:: EXERCISE BRIEF ::
Copy out each line of the listing that has the word "access" in it.
>>>>
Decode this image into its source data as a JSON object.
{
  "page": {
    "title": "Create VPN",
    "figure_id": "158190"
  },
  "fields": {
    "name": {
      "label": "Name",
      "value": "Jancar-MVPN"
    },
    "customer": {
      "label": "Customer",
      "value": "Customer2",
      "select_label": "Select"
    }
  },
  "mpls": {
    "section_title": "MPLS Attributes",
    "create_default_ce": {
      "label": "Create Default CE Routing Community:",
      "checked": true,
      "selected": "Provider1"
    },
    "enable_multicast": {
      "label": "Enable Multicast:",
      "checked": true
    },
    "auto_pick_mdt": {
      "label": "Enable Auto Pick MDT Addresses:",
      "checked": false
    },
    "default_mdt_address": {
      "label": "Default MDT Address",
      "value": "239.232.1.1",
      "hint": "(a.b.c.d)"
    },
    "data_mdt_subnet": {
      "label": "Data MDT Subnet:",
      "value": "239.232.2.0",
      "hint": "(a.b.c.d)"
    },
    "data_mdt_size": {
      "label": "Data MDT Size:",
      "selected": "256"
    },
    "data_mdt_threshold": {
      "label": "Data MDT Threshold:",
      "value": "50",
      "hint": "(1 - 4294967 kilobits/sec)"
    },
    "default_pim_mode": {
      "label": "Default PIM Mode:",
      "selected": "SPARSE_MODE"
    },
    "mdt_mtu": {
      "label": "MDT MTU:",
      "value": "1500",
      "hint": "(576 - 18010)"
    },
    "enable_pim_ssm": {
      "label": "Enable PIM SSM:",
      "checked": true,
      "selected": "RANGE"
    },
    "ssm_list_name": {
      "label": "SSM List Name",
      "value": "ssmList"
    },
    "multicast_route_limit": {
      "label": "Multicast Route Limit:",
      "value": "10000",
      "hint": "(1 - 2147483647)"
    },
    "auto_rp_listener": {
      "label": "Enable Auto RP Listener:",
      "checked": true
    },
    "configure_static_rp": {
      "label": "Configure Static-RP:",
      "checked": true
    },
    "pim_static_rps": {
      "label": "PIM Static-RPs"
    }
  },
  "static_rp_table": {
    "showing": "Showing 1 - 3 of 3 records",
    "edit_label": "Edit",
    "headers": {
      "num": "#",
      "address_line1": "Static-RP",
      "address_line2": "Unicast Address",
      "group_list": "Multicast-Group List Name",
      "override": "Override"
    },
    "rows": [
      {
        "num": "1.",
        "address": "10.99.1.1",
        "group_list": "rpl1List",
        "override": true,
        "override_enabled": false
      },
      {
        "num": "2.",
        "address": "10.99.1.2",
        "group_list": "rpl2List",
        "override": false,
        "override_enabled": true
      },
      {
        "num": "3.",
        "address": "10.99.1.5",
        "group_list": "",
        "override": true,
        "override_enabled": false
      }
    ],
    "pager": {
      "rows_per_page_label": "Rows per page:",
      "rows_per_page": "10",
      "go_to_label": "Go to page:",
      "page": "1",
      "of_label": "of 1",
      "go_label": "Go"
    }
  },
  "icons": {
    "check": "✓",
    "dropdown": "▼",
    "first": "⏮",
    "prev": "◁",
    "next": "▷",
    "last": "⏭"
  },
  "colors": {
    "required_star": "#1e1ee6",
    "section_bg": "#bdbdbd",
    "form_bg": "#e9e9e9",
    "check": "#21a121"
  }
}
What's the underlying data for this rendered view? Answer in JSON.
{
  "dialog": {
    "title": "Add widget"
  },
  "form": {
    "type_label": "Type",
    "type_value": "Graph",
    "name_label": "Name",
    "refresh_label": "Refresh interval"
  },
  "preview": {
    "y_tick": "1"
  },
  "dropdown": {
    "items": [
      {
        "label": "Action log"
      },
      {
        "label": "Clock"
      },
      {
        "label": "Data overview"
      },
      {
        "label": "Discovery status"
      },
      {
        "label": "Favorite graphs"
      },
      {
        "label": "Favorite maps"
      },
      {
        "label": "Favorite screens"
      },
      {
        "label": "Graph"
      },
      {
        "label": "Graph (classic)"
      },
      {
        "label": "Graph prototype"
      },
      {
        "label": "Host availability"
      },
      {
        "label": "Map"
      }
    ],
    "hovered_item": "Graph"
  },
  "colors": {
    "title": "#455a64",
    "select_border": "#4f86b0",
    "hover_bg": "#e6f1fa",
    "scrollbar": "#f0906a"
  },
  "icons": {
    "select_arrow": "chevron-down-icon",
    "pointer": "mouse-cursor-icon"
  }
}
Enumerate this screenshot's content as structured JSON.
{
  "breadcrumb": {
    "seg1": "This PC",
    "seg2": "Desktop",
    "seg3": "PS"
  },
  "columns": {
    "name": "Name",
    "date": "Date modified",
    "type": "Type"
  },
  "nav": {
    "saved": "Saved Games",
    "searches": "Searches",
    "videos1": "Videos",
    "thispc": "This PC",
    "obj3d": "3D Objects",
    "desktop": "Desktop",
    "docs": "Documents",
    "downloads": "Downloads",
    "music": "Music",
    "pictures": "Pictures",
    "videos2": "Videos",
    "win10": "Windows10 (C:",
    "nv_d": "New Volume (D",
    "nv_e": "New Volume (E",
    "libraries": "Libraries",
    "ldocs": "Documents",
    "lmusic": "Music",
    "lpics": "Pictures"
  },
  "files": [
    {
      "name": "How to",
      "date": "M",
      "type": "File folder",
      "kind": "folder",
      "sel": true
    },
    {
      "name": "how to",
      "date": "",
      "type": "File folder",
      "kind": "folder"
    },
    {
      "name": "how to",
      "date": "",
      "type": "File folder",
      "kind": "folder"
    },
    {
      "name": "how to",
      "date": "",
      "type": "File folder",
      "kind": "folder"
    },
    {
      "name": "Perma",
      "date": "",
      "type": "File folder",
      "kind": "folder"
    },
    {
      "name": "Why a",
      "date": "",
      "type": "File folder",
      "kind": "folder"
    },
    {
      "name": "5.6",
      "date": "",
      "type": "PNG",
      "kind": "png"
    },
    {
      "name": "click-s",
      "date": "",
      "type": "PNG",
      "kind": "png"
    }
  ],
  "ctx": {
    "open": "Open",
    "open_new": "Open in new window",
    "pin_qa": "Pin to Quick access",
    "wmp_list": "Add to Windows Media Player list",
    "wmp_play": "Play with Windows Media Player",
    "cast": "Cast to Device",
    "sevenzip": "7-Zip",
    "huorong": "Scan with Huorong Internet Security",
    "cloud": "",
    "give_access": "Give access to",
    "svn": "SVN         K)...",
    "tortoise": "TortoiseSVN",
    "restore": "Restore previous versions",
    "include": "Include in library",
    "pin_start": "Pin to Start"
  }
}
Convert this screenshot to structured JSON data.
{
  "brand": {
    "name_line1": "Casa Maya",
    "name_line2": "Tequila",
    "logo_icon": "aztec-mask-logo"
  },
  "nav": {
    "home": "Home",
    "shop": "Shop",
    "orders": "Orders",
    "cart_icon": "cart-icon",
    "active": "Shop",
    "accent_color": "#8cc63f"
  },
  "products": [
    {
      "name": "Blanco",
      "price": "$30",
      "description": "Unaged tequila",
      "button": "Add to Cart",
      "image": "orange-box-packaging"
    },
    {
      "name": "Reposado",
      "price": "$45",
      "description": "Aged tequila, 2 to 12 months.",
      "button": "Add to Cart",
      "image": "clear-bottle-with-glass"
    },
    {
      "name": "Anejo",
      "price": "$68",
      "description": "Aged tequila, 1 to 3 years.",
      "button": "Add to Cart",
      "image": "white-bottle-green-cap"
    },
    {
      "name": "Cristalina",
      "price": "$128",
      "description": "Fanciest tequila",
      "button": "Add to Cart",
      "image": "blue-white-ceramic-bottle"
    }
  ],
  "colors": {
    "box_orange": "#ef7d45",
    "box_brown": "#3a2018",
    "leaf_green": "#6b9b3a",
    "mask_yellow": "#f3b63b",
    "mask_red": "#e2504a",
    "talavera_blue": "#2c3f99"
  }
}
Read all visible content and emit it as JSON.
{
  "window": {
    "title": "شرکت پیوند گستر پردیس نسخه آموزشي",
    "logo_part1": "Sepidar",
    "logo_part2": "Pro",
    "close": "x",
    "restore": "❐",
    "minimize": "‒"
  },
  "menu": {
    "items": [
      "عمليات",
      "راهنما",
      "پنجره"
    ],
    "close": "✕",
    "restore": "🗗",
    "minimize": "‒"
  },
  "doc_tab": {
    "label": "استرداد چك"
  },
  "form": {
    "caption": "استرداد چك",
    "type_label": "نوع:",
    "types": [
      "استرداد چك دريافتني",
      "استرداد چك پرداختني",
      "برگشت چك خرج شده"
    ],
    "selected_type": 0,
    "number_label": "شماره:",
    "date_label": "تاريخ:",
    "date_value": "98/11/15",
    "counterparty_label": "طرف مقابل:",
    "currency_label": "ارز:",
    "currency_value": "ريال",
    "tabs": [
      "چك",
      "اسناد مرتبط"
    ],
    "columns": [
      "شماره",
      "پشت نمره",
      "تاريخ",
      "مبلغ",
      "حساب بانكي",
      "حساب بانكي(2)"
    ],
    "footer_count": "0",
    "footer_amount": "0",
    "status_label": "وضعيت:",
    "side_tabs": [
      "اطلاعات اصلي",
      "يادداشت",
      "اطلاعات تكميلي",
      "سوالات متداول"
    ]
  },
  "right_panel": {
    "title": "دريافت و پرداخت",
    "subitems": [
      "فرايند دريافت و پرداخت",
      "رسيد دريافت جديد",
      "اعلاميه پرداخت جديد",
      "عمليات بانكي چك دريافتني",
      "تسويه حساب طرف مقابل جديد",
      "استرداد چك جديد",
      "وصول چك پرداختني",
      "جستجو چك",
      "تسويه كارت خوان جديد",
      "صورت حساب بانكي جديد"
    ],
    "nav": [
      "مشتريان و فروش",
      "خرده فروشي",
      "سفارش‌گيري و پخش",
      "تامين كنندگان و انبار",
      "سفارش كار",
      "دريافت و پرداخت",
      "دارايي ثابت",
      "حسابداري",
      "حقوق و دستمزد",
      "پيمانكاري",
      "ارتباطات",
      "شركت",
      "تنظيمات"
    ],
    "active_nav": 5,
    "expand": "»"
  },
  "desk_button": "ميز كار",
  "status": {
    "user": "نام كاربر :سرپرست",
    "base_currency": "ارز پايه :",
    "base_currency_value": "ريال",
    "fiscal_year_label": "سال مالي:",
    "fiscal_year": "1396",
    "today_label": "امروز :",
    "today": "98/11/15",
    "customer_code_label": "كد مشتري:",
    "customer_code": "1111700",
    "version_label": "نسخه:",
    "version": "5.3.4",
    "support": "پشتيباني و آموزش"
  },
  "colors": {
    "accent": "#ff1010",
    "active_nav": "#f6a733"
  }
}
<<<<
:: TASK OUTPUT ::
    "pin_qa": "Pin to Quick access",
    "give_access": "Give access to",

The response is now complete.